§ What you are asked to do:
Quote every line below exactly as it reads.

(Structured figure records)
•••

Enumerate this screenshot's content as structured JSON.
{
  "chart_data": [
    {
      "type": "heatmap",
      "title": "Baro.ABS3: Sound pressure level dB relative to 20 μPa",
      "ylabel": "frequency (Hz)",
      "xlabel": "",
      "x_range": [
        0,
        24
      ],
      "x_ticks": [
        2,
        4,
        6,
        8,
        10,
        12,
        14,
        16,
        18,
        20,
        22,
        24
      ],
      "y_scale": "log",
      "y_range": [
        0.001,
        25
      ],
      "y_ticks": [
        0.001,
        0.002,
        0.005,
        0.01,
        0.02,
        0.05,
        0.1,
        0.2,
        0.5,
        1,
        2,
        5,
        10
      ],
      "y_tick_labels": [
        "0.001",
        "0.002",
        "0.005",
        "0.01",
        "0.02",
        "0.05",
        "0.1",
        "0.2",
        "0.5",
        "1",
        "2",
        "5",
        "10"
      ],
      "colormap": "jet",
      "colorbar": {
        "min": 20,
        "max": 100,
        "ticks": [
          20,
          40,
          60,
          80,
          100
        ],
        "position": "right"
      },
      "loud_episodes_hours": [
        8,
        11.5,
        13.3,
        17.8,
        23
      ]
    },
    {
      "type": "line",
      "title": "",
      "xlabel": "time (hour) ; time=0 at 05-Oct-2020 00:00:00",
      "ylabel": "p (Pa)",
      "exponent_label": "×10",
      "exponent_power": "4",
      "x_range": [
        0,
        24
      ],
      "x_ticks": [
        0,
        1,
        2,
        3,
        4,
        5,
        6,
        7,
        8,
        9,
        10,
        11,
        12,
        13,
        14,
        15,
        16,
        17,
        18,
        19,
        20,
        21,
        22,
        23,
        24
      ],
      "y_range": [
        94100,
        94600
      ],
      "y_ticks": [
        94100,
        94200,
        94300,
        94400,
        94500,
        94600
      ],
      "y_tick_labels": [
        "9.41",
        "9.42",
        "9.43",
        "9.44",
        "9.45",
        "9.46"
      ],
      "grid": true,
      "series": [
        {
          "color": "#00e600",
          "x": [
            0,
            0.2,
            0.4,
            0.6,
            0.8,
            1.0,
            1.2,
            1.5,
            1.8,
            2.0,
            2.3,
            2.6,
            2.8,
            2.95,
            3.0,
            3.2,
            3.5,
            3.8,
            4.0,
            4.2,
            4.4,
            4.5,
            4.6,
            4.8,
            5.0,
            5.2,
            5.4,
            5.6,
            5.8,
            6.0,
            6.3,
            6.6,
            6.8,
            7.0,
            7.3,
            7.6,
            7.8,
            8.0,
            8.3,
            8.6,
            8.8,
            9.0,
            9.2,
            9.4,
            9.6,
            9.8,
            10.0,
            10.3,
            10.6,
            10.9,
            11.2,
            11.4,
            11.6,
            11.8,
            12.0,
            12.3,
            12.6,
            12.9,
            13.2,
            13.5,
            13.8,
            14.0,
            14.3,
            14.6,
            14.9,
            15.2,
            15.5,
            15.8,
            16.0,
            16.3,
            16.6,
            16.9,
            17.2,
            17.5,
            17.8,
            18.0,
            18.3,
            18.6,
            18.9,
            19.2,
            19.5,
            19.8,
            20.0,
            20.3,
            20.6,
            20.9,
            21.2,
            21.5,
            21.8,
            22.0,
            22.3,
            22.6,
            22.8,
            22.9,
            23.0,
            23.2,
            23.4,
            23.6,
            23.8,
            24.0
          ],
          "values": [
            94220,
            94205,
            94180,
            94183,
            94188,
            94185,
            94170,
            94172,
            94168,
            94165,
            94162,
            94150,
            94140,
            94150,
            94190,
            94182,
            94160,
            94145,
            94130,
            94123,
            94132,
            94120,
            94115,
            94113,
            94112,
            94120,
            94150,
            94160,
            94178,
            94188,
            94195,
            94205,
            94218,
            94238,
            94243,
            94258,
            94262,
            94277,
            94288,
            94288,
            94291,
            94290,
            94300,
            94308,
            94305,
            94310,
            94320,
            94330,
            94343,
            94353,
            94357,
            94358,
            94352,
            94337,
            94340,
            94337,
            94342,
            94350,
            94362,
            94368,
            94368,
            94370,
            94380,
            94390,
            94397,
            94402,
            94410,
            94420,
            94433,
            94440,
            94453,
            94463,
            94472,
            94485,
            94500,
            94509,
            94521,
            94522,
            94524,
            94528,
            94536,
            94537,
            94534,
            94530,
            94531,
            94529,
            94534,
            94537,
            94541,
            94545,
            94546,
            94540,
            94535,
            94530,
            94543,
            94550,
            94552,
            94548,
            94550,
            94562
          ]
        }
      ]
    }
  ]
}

•••

§ Final result:
Enumerate this screenshot's content as structured JSON.
{
  "chart_data": [
    {
      "type": "heatmap",
      "title": "Baro.ABS3: Sound pressure level dB relative to 20 μPa",
      "ylabel": "frequency (Hz)",
      "xlabel": "",
      "x_range": [
        0,
        24
      ],
      "x_ticks": [
        2,
        4,
        6,
        8,
        10,
        12,
        14,
        16,
        18,
        20,
        22,
        24
      ],
      "y_scale": "log",
      "y_range": [
        0.001,
        25
      ],
      "y_ticks": [
        0.001,
        0.002,
        0.005,
        0.01,
        0.02,
        0.05,
        0.1,
        0.2,
        0.5,
        1,
        2,
        5,
        10
      ],
      "y_tick_labels": [
        "0.001",
        "0.002",
        "0.005",
        "0.01",
        "0.02",
        "0.05",
        "0.1",
        "0.2",
        "0.5",
        "1",
        "2",
        "5",
        "10"
      ],
      "colormap": "jet",
      "colorbar": {
        "min": 20,
        "max": 100,
        "ticks": [
          20,
          40,
          60,
          80,
          100
        ],
        "position": "right"
      },
      "loud_episodes_hours": [
        8,
        11.5,
        13.3,
        17.8,
        23
      ]
    },
    {
      "type": "line",
      "title": "",
      "xlabel": "time (hour) ; time=0 at 05-Oct-2020 00:00:00",
      "ylabel": "p (Pa)",
      "exponent_label": "×10",
      "exponent_power": "4",
      "x_range": [
        0,
        24
      ],
      "x_ticks": [
        0,
        1,
        2,
        3,
        4,
        5,
        6,
        7,
        8,
        9,
        10,
        11,
        12,
        13,
        14,
        15,
        16,
        17,
        18,
        19,
        20,
        21,
        22,
        23,
        24
      ],
      "y_range": [
        94100,
        94600
      ],
      "y_ticks": [
        94100,
        94200,
        94300,
        94400,
        94500,
        94600
      ],
      "y_tick_labels": [
        "9.41",
        "9.42",
        "9.43",
        "9.44",
        "9.45",
        "9.46"
      ],
      "grid": true,
      "series": [
        {
          "color": "#00e600",
          "x": [
            0,
            0.2,
            0.4,
            0.6,
            0.8,
            1.0,
            1.2,
            1.5,
            1.8,
            2.0,
            2.3,
            2.6,
            2.8,
            2.95,
            3.0,
            3.2,
            3.5,
            3.8,
            4.0,
            4.2,
            4.4,
            4.5,
            4.6,
            4.8,
            5.0,
            5.2,
            5.4,
            5.6,
            5.8,
            6.0,
            6.3,
            6.6,
            6.8,
            7.0,
            7.3,
            7.6,
            7.8,
            8.0,
            8.3,
            8.6,
            8.8,
            9.0,
            9.2,
            9.4,
            9.6,
            9.8,
            10.0,
            10.3,
            10.6,
            10.9,
            11.2,
            11.4,
            11.6,
            11.8,
            12.0,
            12.3,
            12.6,
            12.9,
            13.2,
            13.5,
            13.8,
            14.0,
            14.3,
            14.6,
            14.9,
            15.2,
            15.5,
            15.8,
            16.0,
            16.3,
            16.6,
            16.9,
            17.2,
            17.5,
            17.8,
            18.0,
            18.3,
            18.6,
            18.9,
            19.2,
            19.5,
            19.8,
            20.0,
            20.3,
            20.6,
            20.9,
            21.2,
            21.5,
            21.8,
            22.0,
            22.3,
            22.6,
            22.8,
            22.9,
            23.0,
            23.2,
            23.4,
            23.6,
            23.8,
            24.0
          ],
          "values": [
            94220,
            94205,
            94180,
            94183,
            94188,
            94185,
            94170,
            94172,
            94168,
            94165,
            94162,
            94150,
            94140,
            94150,
            94190,
            94182,
            94160,
            94145,
            94130,
            94123,
            94132,
            94120,
            94115,
            94113,
            94112,
            94120,
            94150,
            94160,
            94178,
            94188,
            94195,
            94205,
            94218,
            94238,
            94243,
            94258,
            94262,
            94277,
            94288,
            94288,
            94291,
            94290,
            94300,
            94308,
            94305,
            94310,
            94320,
            94330,
            94343,
            94353,
            94357,
            94358,
            94352,
            94337,
            94340,
            94337,
            94342,
            94350,
            94362,
            94368,
            94368,
            94370,
            94380,
            94390,
            94397,
            94402,
            94410,
            94420,
            94433,
            94440,
            94453,
            94463,
            94472,
            94485,
            94500,
            94509,
            94521,
            94522,
            94524,
            94528,
            94536,
            94537,
            94534,
            94530,
            94531,
            94529,
            94534,
            94537,
            94541,
            94545,
            94546,
            94540,
            94535,
            94530,
            94543,
            94550,
            94552,
            94548,
            94550,
            94562
          ]
        }
      ]
    }
  ]
}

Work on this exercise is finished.